(Layout annotation items)

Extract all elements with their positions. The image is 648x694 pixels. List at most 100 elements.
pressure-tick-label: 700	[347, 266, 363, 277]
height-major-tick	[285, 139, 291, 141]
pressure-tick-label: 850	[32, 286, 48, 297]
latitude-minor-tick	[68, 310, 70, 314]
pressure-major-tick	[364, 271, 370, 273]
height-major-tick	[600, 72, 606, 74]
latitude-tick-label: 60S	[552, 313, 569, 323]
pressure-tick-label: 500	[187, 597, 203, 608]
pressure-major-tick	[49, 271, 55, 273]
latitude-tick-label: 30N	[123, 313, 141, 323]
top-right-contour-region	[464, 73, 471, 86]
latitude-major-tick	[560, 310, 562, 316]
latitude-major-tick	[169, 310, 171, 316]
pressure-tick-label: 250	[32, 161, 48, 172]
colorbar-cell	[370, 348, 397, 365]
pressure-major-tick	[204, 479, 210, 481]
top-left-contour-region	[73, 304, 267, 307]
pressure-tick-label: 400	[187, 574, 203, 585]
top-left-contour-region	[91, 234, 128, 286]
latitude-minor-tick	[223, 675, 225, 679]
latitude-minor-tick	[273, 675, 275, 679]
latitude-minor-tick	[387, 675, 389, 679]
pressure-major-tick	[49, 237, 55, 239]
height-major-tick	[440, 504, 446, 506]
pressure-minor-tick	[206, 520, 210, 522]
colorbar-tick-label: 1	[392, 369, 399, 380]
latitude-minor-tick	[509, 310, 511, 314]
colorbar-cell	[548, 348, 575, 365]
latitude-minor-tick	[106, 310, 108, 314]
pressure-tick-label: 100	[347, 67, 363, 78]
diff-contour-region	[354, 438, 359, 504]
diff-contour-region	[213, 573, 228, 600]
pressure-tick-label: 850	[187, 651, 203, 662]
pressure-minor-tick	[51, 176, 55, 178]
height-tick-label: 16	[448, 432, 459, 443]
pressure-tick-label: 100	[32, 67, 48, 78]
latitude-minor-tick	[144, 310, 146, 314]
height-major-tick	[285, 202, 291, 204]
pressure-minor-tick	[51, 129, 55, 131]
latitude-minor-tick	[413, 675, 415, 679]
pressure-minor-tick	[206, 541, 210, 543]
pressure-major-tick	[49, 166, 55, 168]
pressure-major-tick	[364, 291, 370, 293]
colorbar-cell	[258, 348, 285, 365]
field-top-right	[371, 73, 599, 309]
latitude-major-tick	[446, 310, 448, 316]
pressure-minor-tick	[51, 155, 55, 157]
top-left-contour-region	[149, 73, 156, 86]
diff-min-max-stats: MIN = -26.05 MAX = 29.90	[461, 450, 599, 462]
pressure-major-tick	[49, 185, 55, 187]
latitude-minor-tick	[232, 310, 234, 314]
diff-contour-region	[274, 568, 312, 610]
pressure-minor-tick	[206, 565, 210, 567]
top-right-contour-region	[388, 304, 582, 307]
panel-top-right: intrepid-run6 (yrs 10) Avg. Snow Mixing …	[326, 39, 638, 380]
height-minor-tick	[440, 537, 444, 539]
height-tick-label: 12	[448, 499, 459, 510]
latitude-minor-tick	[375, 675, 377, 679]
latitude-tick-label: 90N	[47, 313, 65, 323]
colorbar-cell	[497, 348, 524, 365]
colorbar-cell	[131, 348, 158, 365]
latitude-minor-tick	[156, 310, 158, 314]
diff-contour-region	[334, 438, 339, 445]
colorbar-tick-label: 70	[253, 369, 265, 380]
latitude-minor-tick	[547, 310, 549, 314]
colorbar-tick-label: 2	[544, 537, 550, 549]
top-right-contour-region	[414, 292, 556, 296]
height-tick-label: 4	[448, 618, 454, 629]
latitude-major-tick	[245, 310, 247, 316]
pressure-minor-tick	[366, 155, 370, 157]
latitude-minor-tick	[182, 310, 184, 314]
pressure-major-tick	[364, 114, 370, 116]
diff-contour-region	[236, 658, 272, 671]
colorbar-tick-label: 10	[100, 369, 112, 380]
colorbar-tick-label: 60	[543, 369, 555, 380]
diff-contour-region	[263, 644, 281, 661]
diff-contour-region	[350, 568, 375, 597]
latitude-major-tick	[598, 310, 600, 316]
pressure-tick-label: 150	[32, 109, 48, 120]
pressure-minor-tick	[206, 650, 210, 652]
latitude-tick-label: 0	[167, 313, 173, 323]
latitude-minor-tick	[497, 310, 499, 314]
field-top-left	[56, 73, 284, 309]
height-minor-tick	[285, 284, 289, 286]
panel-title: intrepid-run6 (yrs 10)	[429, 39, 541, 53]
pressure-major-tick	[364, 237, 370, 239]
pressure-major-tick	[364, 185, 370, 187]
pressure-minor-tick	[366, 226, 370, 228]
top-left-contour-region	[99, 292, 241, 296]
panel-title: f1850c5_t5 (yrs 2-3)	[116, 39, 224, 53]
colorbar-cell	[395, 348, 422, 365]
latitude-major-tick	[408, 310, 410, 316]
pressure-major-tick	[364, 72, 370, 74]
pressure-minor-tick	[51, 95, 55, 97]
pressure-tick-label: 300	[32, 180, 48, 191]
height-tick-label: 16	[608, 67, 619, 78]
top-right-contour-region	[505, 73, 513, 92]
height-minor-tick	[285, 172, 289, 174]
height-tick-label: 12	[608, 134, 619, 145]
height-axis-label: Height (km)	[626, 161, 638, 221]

**AIM**.
Print the items above line for line, unchanged.

**CORRECT OUTPUT**.
Extract all elements with their positions. The image is 648x694 pixels. List at most 100 elements.
pressure-tick-label: 700	[347, 266, 363, 277]
height-major-tick	[285, 139, 291, 141]
pressure-tick-label: 850	[32, 286, 48, 297]
latitude-minor-tick	[68, 310, 70, 314]
pressure-major-tick	[364, 271, 370, 273]
height-major-tick	[600, 72, 606, 74]
latitude-tick-label: 60S	[552, 313, 569, 323]
pressure-tick-label: 500	[187, 597, 203, 608]
pressure-major-tick	[49, 271, 55, 273]
latitude-tick-label: 30N	[123, 313, 141, 323]
top-right-contour-region	[464, 73, 471, 86]
latitude-major-tick	[560, 310, 562, 316]
latitude-major-tick	[169, 310, 171, 316]
pressure-tick-label: 250	[32, 161, 48, 172]
colorbar-cell	[370, 348, 397, 365]
pressure-major-tick	[204, 479, 210, 481]
top-left-contour-region	[73, 304, 267, 307]
pressure-tick-label: 400	[187, 574, 203, 585]
top-left-contour-region	[91, 234, 128, 286]
latitude-minor-tick	[223, 675, 225, 679]
latitude-minor-tick	[273, 675, 275, 679]
latitude-minor-tick	[387, 675, 389, 679]
pressure-major-tick	[49, 237, 55, 239]
height-major-tick	[440, 504, 446, 506]
pressure-minor-tick	[206, 520, 210, 522]
colorbar-tick-label: 1	[392, 369, 399, 380]
latitude-minor-tick	[509, 310, 511, 314]
colorbar-cell	[548, 348, 575, 365]
latitude-minor-tick	[106, 310, 108, 314]
pressure-tick-label: 100	[347, 67, 363, 78]
diff-contour-region	[354, 438, 359, 504]
diff-contour-region	[213, 573, 228, 600]
pressure-tick-label: 850	[187, 651, 203, 662]
pressure-minor-tick	[51, 176, 55, 178]
height-tick-label: 16	[448, 432, 459, 443]
pressure-tick-label: 100	[32, 67, 48, 78]
latitude-minor-tick	[144, 310, 146, 314]
height-major-tick	[285, 202, 291, 204]
pressure-minor-tick	[51, 129, 55, 131]
latitude-minor-tick	[413, 675, 415, 679]
pressure-minor-tick	[206, 541, 210, 543]
pressure-major-tick	[49, 166, 55, 168]
pressure-major-tick	[364, 291, 370, 293]
colorbar-cell	[258, 348, 285, 365]
field-top-right	[371, 73, 599, 309]
latitude-major-tick	[446, 310, 448, 316]
pressure-minor-tick	[51, 155, 55, 157]
top-left-contour-region	[149, 73, 156, 86]
diff-min-max-stats: MIN = -26.05 MAX = 29.90	[461, 450, 599, 462]
pressure-major-tick	[49, 185, 55, 187]
latitude-minor-tick	[232, 310, 234, 314]
diff-contour-region	[274, 568, 312, 610]
pressure-minor-tick	[206, 565, 210, 567]
top-right-contour-region	[388, 304, 582, 307]
panel-top-right: intrepid-run6 (yrs 10) Avg. Snow Mixing …	[326, 39, 638, 380]
height-minor-tick	[440, 537, 444, 539]
height-tick-label: 12	[448, 499, 459, 510]
latitude-minor-tick	[375, 675, 377, 679]
latitude-tick-label: 90N	[47, 313, 65, 323]
colorbar-cell	[497, 348, 524, 365]
colorbar-cell	[131, 348, 158, 365]
latitude-minor-tick	[156, 310, 158, 314]
diff-contour-region	[334, 438, 339, 445]
colorbar-tick-label: 70	[253, 369, 265, 380]
latitude-minor-tick	[547, 310, 549, 314]
colorbar-tick-label: 2	[544, 537, 550, 549]
top-right-contour-region	[414, 292, 556, 296]
height-tick-label: 4	[448, 618, 454, 629]
latitude-major-tick	[245, 310, 247, 316]
pressure-minor-tick	[366, 155, 370, 157]
latitude-minor-tick	[182, 310, 184, 314]
pressure-major-tick	[364, 114, 370, 116]
diff-contour-region	[236, 658, 272, 671]
colorbar-tick-label: 10	[100, 369, 112, 380]
colorbar-tick-label: 60	[543, 369, 555, 380]
diff-contour-region	[263, 644, 281, 661]
diff-contour-region	[350, 568, 375, 597]
latitude-major-tick	[598, 310, 600, 316]
pressure-tick-label: 150	[32, 109, 48, 120]
pressure-minor-tick	[206, 650, 210, 652]
latitude-tick-label: 0	[167, 313, 173, 323]
latitude-minor-tick	[497, 310, 499, 314]
field-top-left	[56, 73, 284, 309]
height-minor-tick	[285, 284, 289, 286]
panel-title: intrepid-run6 (yrs 10)	[429, 39, 541, 53]
pressure-major-tick	[364, 237, 370, 239]
pressure-major-tick	[364, 185, 370, 187]
pressure-minor-tick	[366, 226, 370, 228]
top-left-contour-region	[99, 292, 241, 296]
panel-title: f1850c5_t5 (yrs 2-3)	[116, 39, 224, 53]
colorbar-cell	[395, 348, 422, 365]
latitude-major-tick	[408, 310, 410, 316]
pressure-major-tick	[364, 72, 370, 74]
pressure-minor-tick	[51, 95, 55, 97]
pressure-tick-label: 300	[32, 180, 48, 191]
height-tick-label: 16	[608, 67, 619, 78]
top-right-contour-region	[505, 73, 513, 92]
height-minor-tick	[285, 172, 289, 174]
height-tick-label: 12	[608, 134, 619, 145]
height-axis-label: Height (km)	[626, 161, 638, 221]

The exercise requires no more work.